[What you will do] Print all the data, keeping every line exactly as it is.

[Entries]
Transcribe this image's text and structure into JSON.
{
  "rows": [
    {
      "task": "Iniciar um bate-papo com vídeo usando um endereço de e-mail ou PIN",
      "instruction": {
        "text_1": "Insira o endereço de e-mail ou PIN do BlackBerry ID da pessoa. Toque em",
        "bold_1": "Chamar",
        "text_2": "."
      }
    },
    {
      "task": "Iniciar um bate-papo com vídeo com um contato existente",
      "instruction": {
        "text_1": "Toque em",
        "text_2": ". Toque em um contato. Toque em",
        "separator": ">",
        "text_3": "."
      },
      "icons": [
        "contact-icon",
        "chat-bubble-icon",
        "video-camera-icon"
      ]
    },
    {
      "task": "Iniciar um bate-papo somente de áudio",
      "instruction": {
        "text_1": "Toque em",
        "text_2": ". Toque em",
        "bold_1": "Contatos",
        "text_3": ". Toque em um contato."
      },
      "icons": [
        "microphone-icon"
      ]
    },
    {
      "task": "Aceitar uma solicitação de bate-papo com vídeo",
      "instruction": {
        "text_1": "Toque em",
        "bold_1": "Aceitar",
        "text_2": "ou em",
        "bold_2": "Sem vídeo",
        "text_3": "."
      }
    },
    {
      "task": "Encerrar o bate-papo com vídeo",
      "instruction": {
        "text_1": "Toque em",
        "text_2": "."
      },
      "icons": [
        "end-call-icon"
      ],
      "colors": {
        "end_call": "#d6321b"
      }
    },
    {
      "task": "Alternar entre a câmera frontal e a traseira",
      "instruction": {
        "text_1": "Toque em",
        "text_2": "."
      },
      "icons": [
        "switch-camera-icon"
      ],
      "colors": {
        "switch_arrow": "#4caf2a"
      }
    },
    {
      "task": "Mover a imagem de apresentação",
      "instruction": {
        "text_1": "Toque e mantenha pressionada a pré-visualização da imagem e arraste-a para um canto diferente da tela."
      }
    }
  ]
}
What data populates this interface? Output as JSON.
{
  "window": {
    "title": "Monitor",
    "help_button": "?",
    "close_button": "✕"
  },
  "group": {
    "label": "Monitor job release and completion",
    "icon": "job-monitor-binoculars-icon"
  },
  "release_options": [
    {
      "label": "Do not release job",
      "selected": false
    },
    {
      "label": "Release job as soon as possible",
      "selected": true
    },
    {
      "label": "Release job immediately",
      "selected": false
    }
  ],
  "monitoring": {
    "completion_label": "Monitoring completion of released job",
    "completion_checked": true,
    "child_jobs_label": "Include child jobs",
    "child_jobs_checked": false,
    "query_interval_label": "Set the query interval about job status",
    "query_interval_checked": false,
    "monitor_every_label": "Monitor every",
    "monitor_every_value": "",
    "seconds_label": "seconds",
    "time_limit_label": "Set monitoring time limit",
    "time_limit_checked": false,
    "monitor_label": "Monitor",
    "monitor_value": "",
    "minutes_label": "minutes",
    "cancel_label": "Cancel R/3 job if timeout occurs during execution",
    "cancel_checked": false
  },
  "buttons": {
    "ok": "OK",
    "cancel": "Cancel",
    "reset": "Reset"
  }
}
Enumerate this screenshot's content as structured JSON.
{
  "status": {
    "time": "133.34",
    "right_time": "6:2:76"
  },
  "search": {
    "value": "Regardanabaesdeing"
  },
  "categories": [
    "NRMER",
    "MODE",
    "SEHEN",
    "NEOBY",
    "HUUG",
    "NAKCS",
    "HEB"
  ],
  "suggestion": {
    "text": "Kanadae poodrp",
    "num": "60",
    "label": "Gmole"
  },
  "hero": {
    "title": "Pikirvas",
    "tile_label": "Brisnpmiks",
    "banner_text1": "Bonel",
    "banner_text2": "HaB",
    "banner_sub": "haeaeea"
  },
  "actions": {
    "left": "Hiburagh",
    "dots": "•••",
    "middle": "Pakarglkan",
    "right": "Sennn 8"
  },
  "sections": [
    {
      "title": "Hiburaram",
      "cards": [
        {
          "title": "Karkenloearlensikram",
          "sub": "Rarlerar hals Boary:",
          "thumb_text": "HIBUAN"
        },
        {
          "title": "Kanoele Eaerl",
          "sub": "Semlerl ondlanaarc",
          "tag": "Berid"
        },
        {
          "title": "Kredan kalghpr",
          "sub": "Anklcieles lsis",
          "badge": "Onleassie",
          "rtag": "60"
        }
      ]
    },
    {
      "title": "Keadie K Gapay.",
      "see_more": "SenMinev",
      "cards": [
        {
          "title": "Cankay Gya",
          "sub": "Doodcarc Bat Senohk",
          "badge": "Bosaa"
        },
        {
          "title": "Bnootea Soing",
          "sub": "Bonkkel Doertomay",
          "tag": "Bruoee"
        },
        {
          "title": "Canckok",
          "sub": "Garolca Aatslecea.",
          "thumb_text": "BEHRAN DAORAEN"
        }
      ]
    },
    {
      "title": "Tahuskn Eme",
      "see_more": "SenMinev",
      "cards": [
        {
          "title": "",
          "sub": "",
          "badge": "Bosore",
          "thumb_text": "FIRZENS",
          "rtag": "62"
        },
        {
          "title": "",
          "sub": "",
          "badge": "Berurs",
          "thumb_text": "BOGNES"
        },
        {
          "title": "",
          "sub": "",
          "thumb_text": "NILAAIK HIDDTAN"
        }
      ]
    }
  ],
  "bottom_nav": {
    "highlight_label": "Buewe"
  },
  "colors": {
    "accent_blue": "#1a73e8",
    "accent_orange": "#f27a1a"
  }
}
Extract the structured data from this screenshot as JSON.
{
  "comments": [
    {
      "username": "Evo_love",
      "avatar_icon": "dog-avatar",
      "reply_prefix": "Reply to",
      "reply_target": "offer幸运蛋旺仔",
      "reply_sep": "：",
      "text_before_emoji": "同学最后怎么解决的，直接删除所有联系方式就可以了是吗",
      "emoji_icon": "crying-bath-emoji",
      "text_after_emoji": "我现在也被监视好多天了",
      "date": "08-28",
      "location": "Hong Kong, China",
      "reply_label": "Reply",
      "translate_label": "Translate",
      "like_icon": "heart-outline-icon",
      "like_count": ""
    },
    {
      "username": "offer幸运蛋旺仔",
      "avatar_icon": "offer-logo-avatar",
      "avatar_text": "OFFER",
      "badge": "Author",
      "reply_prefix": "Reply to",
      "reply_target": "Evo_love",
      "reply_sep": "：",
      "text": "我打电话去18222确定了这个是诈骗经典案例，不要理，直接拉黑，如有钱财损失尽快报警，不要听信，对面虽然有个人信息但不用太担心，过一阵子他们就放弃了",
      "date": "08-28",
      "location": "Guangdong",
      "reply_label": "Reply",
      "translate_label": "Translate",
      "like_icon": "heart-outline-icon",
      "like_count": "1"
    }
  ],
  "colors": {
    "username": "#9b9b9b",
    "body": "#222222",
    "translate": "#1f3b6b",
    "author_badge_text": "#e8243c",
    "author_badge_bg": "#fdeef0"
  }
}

[Result]
Transcribe this image's text and structure into JSON.
{
  "rows": [
    {
      "task": "Iniciar um bate-papo com vídeo usando um endereço de e-mail ou PIN",
      "instruction": {
        "text_1": "Insira o endereço de e-mail ou PIN do BlackBerry ID da pessoa. Toque em",
        "bold_1": "Chamar",
        "text_2": "."
      }
    },
    {
      "task": "Iniciar um bate-papo com vídeo com um contato existente",
      "instruction": {
        "text_1": "Toque em",
        "text_2": ". Toque em um contato. Toque em",
        "separator": ">",
        "text_3": "."
      },
      "icons": [
        "contact-icon",
        "chat-bubble-icon",
        "video-camera-icon"
      ]
    },
    {
      "task": "Iniciar um bate-papo somente de áudio",
      "instruction": {
        "text_1": "Toque em",
        "text_2": ". Toque em",
        "bold_1": "Contatos",
        "text_3": ". Toque em um contato."
      },
      "icons": [
        "microphone-icon"
      ]
    },
    {
      "task": "Aceitar uma solicitação de bate-papo com vídeo",
      "instruction": {
        "text_1": "Toque em",
        "bold_1": "Aceitar",
        "text_2": "ou em",
        "bold_2": "Sem vídeo",
        "text_3": "."
      }
    },
    {
      "task": "Encerrar o bate-papo com vídeo",
      "instruction": {
        "text_1": "Toque em",
        "text_2": "."
      },
      "icons": [
        "end-call-icon"
      ],
      "colors": {
        "end_call": "#d6321b"
      }
    },
    {
      "task": "Alternar entre a câmera frontal e a traseira",
      "instruction": {
        "text_1": "Toque em",
        "text_2": "."
      },
      "icons": [
        "switch-camera-icon"
      ],
      "colors": {
        "switch_arrow": "#4caf2a"
      }
    },
    {
      "task": "Mover a imagem de apresentação",
      "instruction": {
        "text_1": "Toque e mantenha pressionada a pré-visualização da imagem e arraste-a para um canto diferente da tela."
      }
    }
  ]
}
What data populates this interface? Output as JSON.
{
  "window": {
    "title": "Monitor",
    "help_button": "?",
    "close_button": "✕"
  },
  "group": {
    "label": "Monitor job release and completion",
    "icon": "job-monitor-binoculars-icon"
  },
  "release_options": [
    {
      "label": "Do not release job",
      "selected": false
    },
    {
      "label": "Release job as soon as possible",
      "selected": true
    },
    {
      "label": "Release job immediately",
      "selected": false
    }
  ],
  "monitoring": {
    "completion_label": "Monitoring completion of released job",
    "completion_checked": true,
    "child_jobs_label": "Include child jobs",
    "child_jobs_checked": false,
    "query_interval_label": "Set the query interval about job status",
    "query_interval_checked": false,
    "monitor_every_label": "Monitor every",
    "monitor_every_value": "",
    "seconds_label": "seconds",
    "time_limit_label": "Set monitoring time limit",
    "time_limit_checked": false,
    "monitor_label": "Monitor",
    "monitor_value": "",
    "minutes_label": "minutes",
    "cancel_label": "Cancel R/3 job if timeout occurs during execution",
    "cancel_checked": false
  },
  "buttons": {
    "ok": "OK",
    "cancel": "Cancel",
    "reset": "Reset"
  }
}
Enumerate this screenshot's content as structured JSON.
{
  "status": {
    "time": "133.34",
    "right_time": "6:2:76"
  },
  "search": {
    "value": "Regardanabaesdeing"
  },
  "categories": [
    "NRMER",
    "MODE",
    "SEHEN",
    "NEOBY",
    "HUUG",
    "NAKCS",
    "HEB"
  ],
  "suggestion": {
    "text": "Kanadae poodrp",
    "num": "60",
    "label": "Gmole"
  },
  "hero": {
    "title": "Pikirvas",
    "tile_label": "Brisnpmiks",
    "banner_text1": "Bonel",
    "banner_text2": "HaB",
    "banner_sub": "haeaeea"
  },
  "actions": {
    "left": "Hiburagh",
    "dots": "•••",
    "middle": "Pakarglkan",
    "right": "Sennn 8"
  },
  "sections": [
    {
      "title": "Hiburaram",
      "cards": [
        {
          "title": "Karkenloearlensikram",
          "sub": "Rarlerar hals Boary:",
          "thumb_text": "HIBUAN"
        },
        {
          "title": "Kanoele Eaerl",
          "sub": "Semlerl ondlanaarc",
          "tag": "Berid"
        },
        {
          "title": "Kredan kalghpr",
          "sub": "Anklcieles lsis",
          "badge": "Onleassie",
          "rtag": "60"
        }
      ]
    },
    {
      "title": "Keadie K Gapay.",
      "see_more": "SenMinev",
      "cards": [
        {
          "title": "Cankay Gya",
          "sub": "Doodcarc Bat Senohk",
          "badge": "Bosaa"
        },
        {
          "title": "Bnootea Soing",
          "sub": "Bonkkel Doertomay",
          "tag": "Bruoee"
        },
        {
          "title": "Canckok",
          "sub": "Garolca Aatslecea.",
          "thumb_text": "BEHRAN DAORAEN"
        }
      ]
    },
    {
      "title": "Tahuskn Eme",
      "see_more": "SenMinev",
      "cards": [
        {
          "title": "",
          "sub": "",
          "badge": "Bosore",
          "thumb_text": "FIRZENS",
          "rtag": "62"
        },
        {
          "title": "",
          "sub": "",
          "badge": "Berurs",
          "thumb_text": "BOGNES"
        },
        {
          "title": "",
          "sub": "",
          "thumb_text": "NILAAIK HIDDTAN"
        }
      ]
    }
  ],
  "bottom_nav": {
    "highlight_label": "Buewe"
  },
  "colors": {
    "accent_blue": "#1a73e8",
    "accent_orange": "#f27a1a"
  }
}
Extract the structured data from this screenshot as JSON.
{
  "comments": [
    {
      "username": "Evo_love",
      "avatar_icon": "dog-avatar",
      "reply_prefix": "Reply to",
      "reply_target": "offer幸运蛋旺仔",
      "reply_sep": "：",
      "text_before_emoji": "同学最后怎么解决的，直接删除所有联系方式就可以了是吗",
      "emoji_icon": "crying-bath-emoji",
      "text_after_emoji": "我现在也被监视好多天了",
      "date": "08-28",
      "location": "Hong Kong, China",
      "reply_label": "Reply",
      "translate_label": "Translate",
      "like_icon": "heart-outline-icon",
      "like_count": ""
    },
    {
      "username": "offer幸运蛋旺仔",
      "avatar_icon": "offer-logo-avatar",
      "avatar_text": "OFFER",
      "badge": "Author",
      "reply_prefix": "Reply to",
      "reply_target": "Evo_love",
      "reply_sep": "：",
      "text": "我打电话去18222确定了这个是诈骗经典案例，不要理，直接拉黑，如有钱财损失尽快报警，不要听信，对面虽然有个人信息但不用太担心，过一阵子他们就放弃了",
      "date": "08-28",
      "location": "Guangdong",
      "reply_label": "Reply",
      "translate_label": "Translate",
      "like_icon": "heart-outline-icon",
      "like_count": "1"
    }
  ],
  "colors": {
    "username": "#9b9b9b",
    "body": "#222222",
    "translate": "#1f3b6b",
    "author_badge_text": "#e8243c",
    "author_badge_bg": "#fdeef0"
  }
}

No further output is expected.